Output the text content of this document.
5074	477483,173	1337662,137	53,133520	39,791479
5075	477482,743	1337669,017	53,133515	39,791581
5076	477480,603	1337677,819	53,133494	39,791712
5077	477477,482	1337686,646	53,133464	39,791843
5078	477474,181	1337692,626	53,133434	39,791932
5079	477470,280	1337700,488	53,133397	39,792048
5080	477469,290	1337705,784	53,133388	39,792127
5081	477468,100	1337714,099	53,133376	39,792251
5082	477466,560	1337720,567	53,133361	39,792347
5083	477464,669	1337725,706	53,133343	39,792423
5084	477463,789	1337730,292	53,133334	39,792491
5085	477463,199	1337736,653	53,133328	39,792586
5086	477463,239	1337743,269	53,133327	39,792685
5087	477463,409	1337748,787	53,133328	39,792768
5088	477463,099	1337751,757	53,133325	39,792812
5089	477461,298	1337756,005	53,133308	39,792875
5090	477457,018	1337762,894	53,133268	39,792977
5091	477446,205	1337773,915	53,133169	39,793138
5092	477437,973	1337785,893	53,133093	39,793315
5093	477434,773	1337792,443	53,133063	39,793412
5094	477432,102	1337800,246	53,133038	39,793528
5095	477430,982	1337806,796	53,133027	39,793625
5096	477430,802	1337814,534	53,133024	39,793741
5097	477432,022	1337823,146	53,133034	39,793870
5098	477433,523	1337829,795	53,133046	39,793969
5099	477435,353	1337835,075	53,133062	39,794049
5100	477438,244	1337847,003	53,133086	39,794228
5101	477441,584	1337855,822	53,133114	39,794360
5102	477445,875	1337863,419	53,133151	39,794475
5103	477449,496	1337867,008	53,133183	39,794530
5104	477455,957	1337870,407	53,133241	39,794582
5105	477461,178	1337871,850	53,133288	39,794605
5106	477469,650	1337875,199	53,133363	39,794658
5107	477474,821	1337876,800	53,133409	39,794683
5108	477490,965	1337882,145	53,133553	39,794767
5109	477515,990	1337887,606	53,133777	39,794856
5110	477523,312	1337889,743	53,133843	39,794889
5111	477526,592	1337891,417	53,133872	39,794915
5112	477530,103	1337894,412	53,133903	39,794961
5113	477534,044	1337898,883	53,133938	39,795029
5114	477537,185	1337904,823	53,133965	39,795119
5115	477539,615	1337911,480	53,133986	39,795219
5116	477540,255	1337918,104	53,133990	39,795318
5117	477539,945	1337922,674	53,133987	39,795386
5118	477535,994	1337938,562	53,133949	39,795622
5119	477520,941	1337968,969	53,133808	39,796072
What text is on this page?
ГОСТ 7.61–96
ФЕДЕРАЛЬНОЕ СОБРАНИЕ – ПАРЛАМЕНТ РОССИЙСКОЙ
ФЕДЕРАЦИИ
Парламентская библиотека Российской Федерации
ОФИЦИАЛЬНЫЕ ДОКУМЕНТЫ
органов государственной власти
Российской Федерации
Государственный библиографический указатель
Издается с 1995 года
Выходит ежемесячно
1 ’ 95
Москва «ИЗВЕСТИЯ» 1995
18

^^^^^^^^

Copy each record from above without leaving any out.

Output the text content of this document.
5074	477483,173	1337662,137	53,133520	39,791479
5075	477482,743	1337669,017	53,133515	39,791581
5076	477480,603	1337677,819	53,133494	39,791712
5077	477477,482	1337686,646	53,133464	39,791843
5078	477474,181	1337692,626	53,133434	39,791932
5079	477470,280	1337700,488	53,133397	39,792048
5080	477469,290	1337705,784	53,133388	39,792127
5081	477468,100	1337714,099	53,133376	39,792251
5082	477466,560	1337720,567	53,133361	39,792347
5083	477464,669	1337725,706	53,133343	39,792423
5084	477463,789	1337730,292	53,133334	39,792491
5085	477463,199	1337736,653	53,133328	39,792586
5086	477463,239	1337743,269	53,133327	39,792685
5087	477463,409	1337748,787	53,133328	39,792768
5088	477463,099	1337751,757	53,133325	39,792812
5089	477461,298	1337756,005	53,133308	39,792875
5090	477457,018	1337762,894	53,133268	39,792977
5091	477446,205	1337773,915	53,133169	39,793138
5092	477437,973	1337785,893	53,133093	39,793315
5093	477434,773	1337792,443	53,133063	39,793412
5094	477432,102	1337800,246	53,133038	39,793528
5095	477430,982	1337806,796	53,133027	39,793625
5096	477430,802	1337814,534	53,133024	39,793741
5097	477432,022	1337823,146	53,133034	39,793870
5098	477433,523	1337829,795	53,133046	39,793969
5099	477435,353	1337835,075	53,133062	39,794049
5100	477438,244	1337847,003	53,133086	39,794228
5101	477441,584	1337855,822	53,133114	39,794360
5102	477445,875	1337863,419	53,133151	39,794475
5103	477449,496	1337867,008	53,133183	39,794530
5104	477455,957	1337870,407	53,133241	39,794582
5105	477461,178	1337871,850	53,133288	39,794605
5106	477469,650	1337875,199	53,133363	39,794658
5107	477474,821	1337876,800	53,133409	39,794683
5108	477490,965	1337882,145	53,133553	39,794767
5109	477515,990	1337887,606	53,133777	39,794856
5110	477523,312	1337889,743	53,133843	39,794889
5111	477526,592	1337891,417	53,133872	39,794915
5112	477530,103	1337894,412	53,133903	39,794961
5113	477534,044	1337898,883	53,133938	39,795029
5114	477537,185	1337904,823	53,133965	39,795119
5115	477539,615	1337911,480	53,133986	39,795219
5116	477540,255	1337918,104	53,133990	39,795318
5117	477539,945	1337922,674	53,133987	39,795386
5118	477535,994	1337938,562	53,133949	39,795622
5119	477520,941	1337968,969	53,133808	39,796072
What text is on this page?
ГОСТ 7.61–96
ФЕДЕРАЛЬНОЕ СОБРАНИЕ – ПАРЛАМЕНТ РОССИЙСКОЙ
ФЕДЕРАЦИИ
Парламентская библиотека Российской Федерации
ОФИЦИАЛЬНЫЕ ДОКУМЕНТЫ
органов государственной власти
Российской Федерации
Государственный библиографический указатель
Издается с 1995 года
Выходит ежемесячно
1 ’ 95
Москва «ИЗВЕСТИЯ» 1995
18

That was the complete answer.